Figure record listings
* BEGIN *

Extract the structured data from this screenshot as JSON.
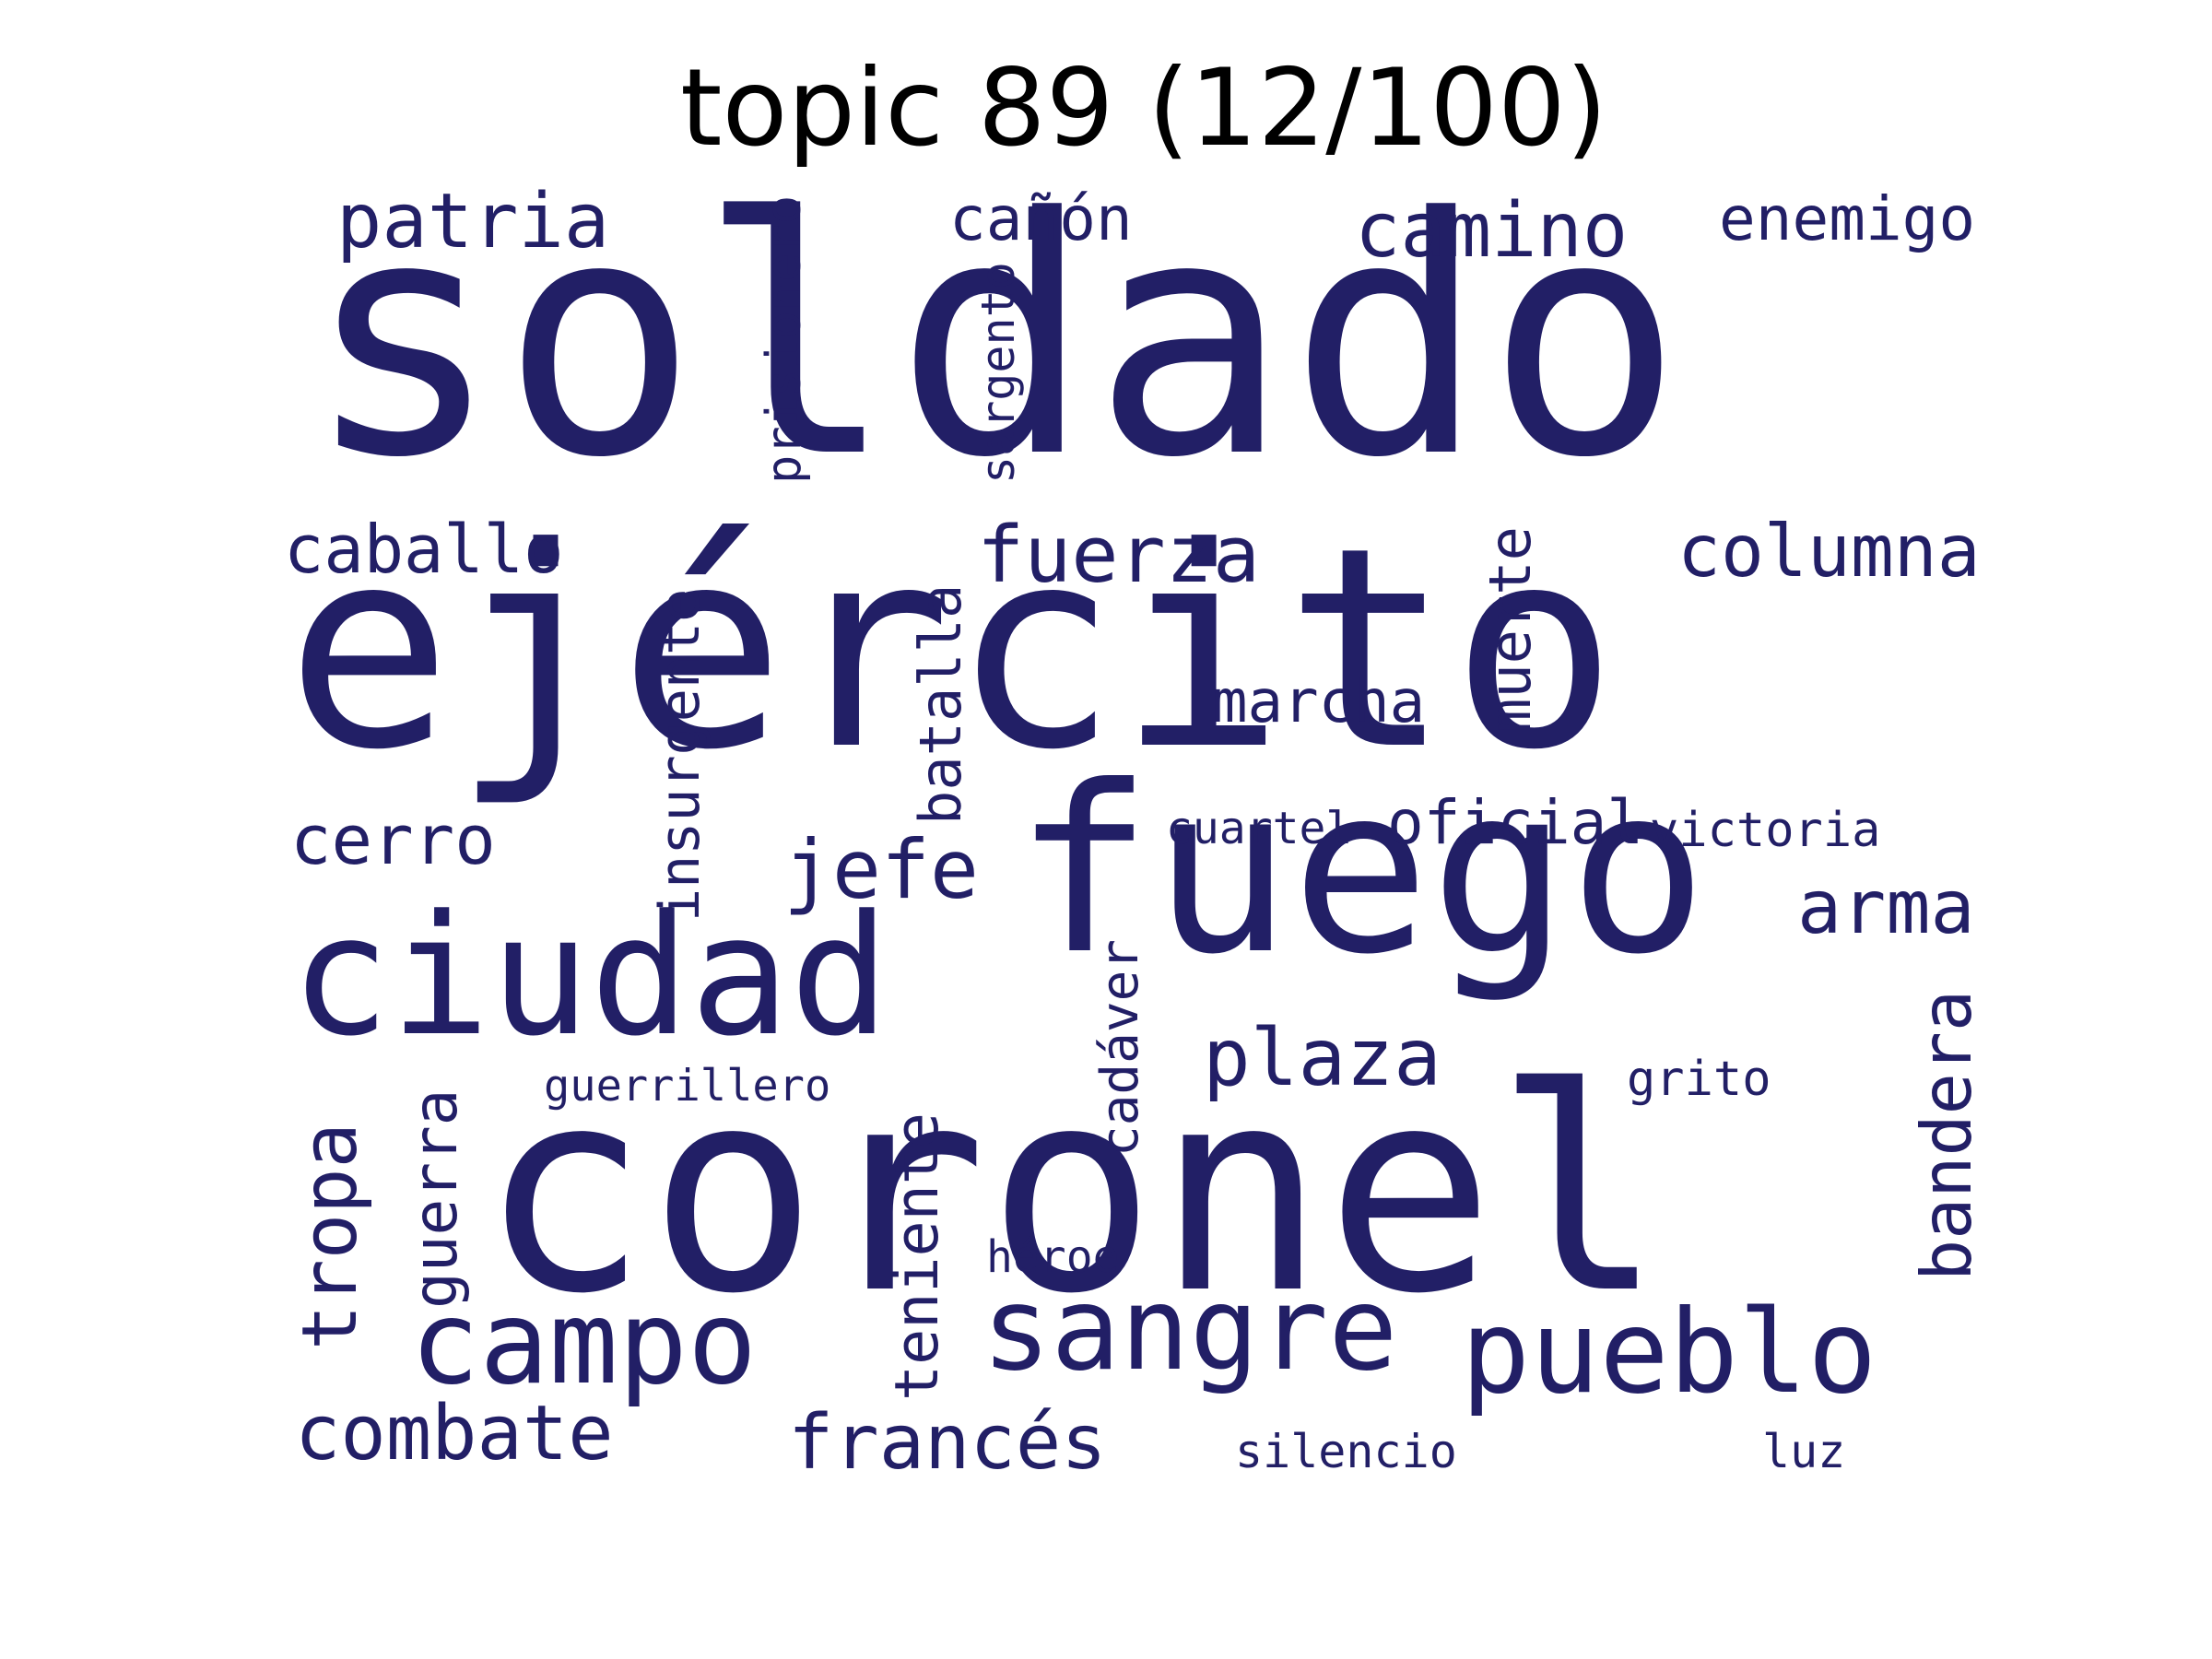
{
  "title": "topic 89 (12/100)",
  "word_color": "#221f66",
  "title_color": "#000000",
  "words": [
    "soldado",
    "ejército",
    "coronel",
    "fuego",
    "ciudad",
    "pueblo",
    "sangre",
    "campo",
    "patria",
    "camino",
    "enemigo",
    "cañón",
    "prisionero",
    "sargento",
    "caballo",
    "fuerza",
    "columna",
    "insurgente",
    "batalla",
    "muerte",
    "marcha",
    "cerro",
    "jefe",
    "cuartel",
    "oficial",
    "victoria",
    "arma",
    "cadáver",
    "plaza",
    "bandera",
    "tropa",
    "guerra",
    "guerrillero",
    "grito",
    "teniente",
    "héroe",
    "combate",
    "francés",
    "silencio",
    "luz"
  ]
}
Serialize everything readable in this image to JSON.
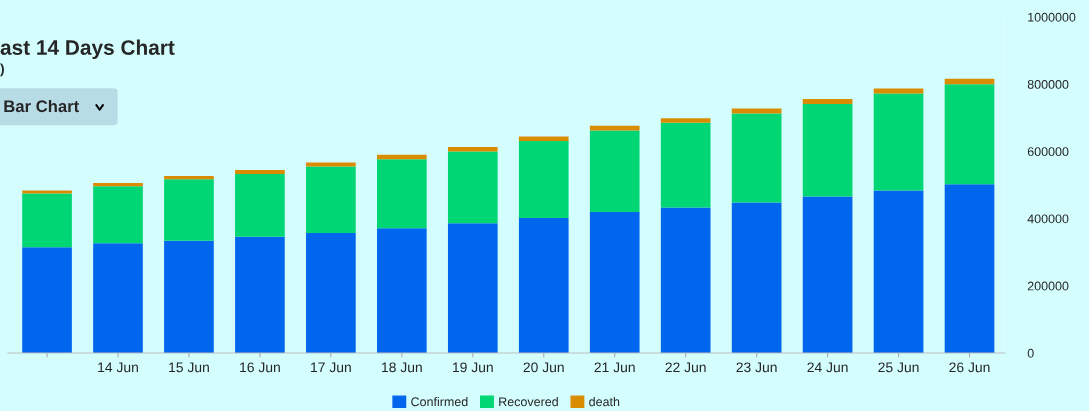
{
  "chart_data": {
    "type": "bar",
    "title": "ast 14 Days Chart",
    "subtitle": ")",
    "annotations": [
      "Bar Chart"
    ],
    "categories": [
      null,
      "14 Jun",
      "15 Jun",
      "16 Jun",
      "17 Jun",
      "18 Jun",
      "19 Jun",
      "20 Jun",
      "21 Jun",
      "22 Jun",
      "23 Jun",
      "24 Jun",
      "25 Jun",
      "26 Jun"
    ],
    "stacked": true,
    "series": [
      {
        "name": "Confirmed",
        "color": "#0066ee",
        "values": [
          315000,
          327000,
          334000,
          346000,
          357000,
          371000,
          386000,
          402000,
          420000,
          433000,
          448000,
          466000,
          484000,
          502000
        ]
      },
      {
        "name": "Recovered",
        "color": "#00d673",
        "values": [
          160000,
          169000,
          183000,
          187000,
          198000,
          206000,
          214000,
          229000,
          242000,
          252000,
          265000,
          275000,
          288000,
          298000
        ]
      },
      {
        "name": "death",
        "color": "#d98c00",
        "values": [
          9000,
          10000,
          10000,
          12000,
          12000,
          13000,
          13000,
          13000,
          14000,
          14000,
          15000,
          15000,
          15000,
          16000
        ]
      }
    ],
    "ylim": [
      0,
      1000000
    ],
    "yticks": [
      0,
      200000,
      400000,
      600000,
      800000,
      1000000
    ],
    "grid": false,
    "legend": "bottom"
  }
}
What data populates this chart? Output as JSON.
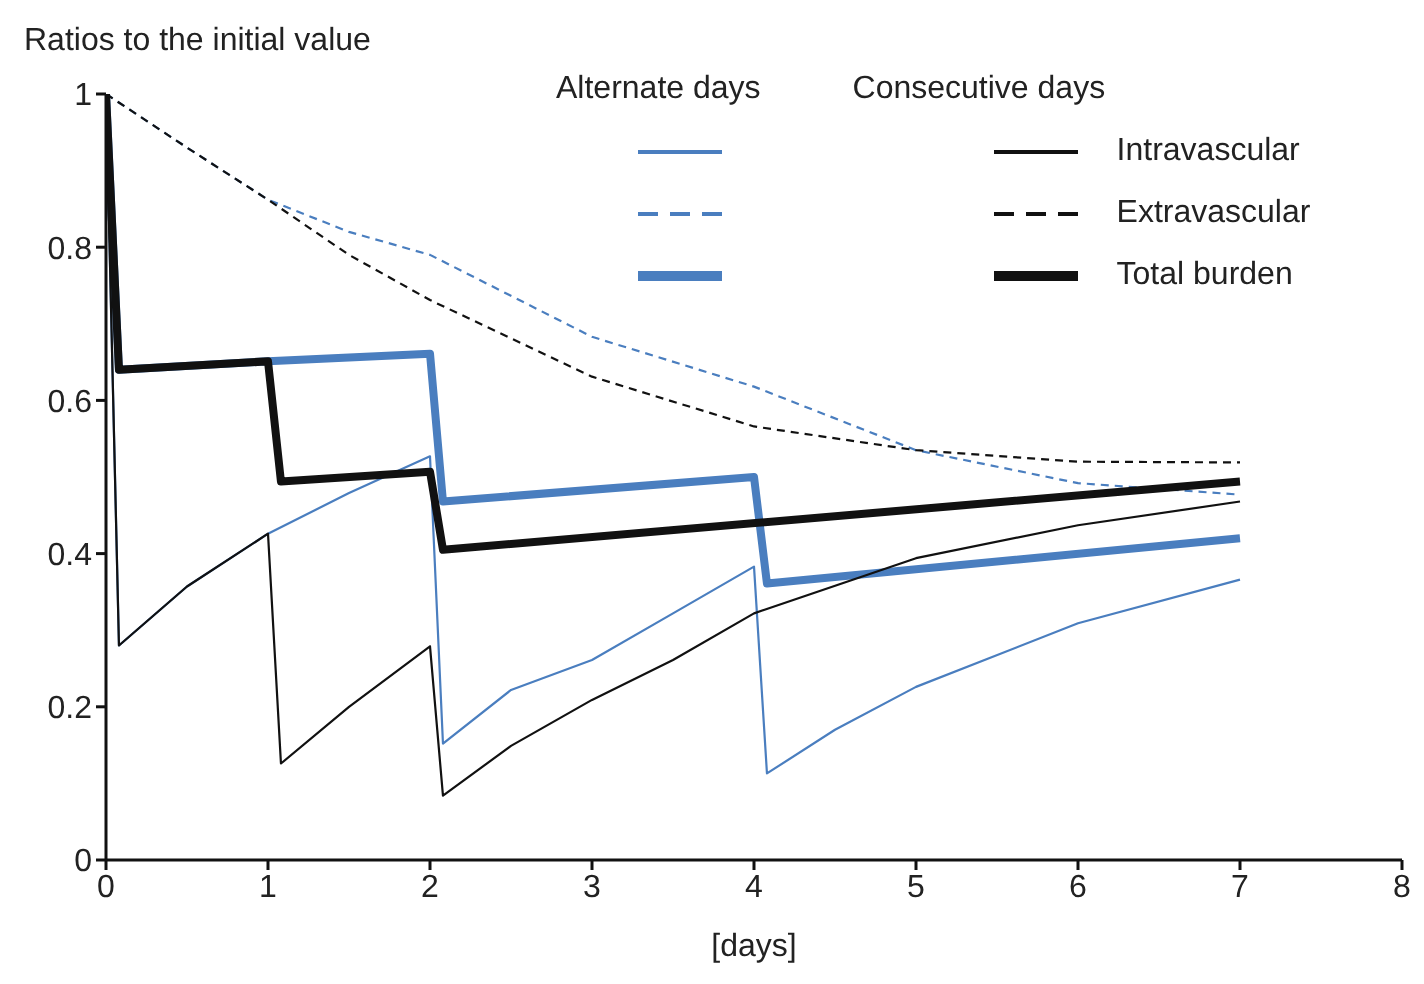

* END *

Job: Make an exact copy of only those lines that run from the line with "Serialize everything readable" through the end of the records, excluding pictures.

The output:
Serialize everything readable in this image to JSON.
{
  "chart_data": {
    "type": "bar",
    "title": "ast 14 Days Chart",
    "subtitle": ")",
    "annotations": [
      "Bar Chart"
    ],
    "categories": [
      null,
      "14 Jun",
      "15 Jun",
      "16 Jun",
      "17 Jun",
      "18 Jun",
      "19 Jun",
      "20 Jun",
      "21 Jun",
      "22 Jun",
      "23 Jun",
      "24 Jun",
      "25 Jun",
      "26 Jun"
    ],
    "stacked": true,
    "series": [
      {
        "name": "Confirmed",
        "color": "#0066ee",
        "values": [
          315000,
          327000,
          334000,
          346000,
          357000,
          371000,
          386000,
          402000,
          420000,
          433000,
          448000,
          466000,
          484000,
          502000
        ]
      },
      {
        "name": "Recovered",
        "color": "#00d673",
        "values": [
          160000,
          169000,
          183000,
          187000,
          198000,
          206000,
          214000,
          229000,
          242000,
          252000,
          265000,
          275000,
          288000,
          298000
        ]
      },
      {
        "name": "death",
        "color": "#d98c00",
        "values": [
          9000,
          10000,
          10000,
          12000,
          12000,
          13000,
          13000,
          13000,
          14000,
          14000,
          15000,
          15000,
          15000,
          16000
        ]
      }
    ],
    "ylim": [
      0,
      1000000
    ],
    "yticks": [
      0,
      200000,
      400000,
      600000,
      800000,
      1000000
    ],
    "grid": false,
    "legend": "bottom"
  }
}
What data populates this chart? Output as JSON.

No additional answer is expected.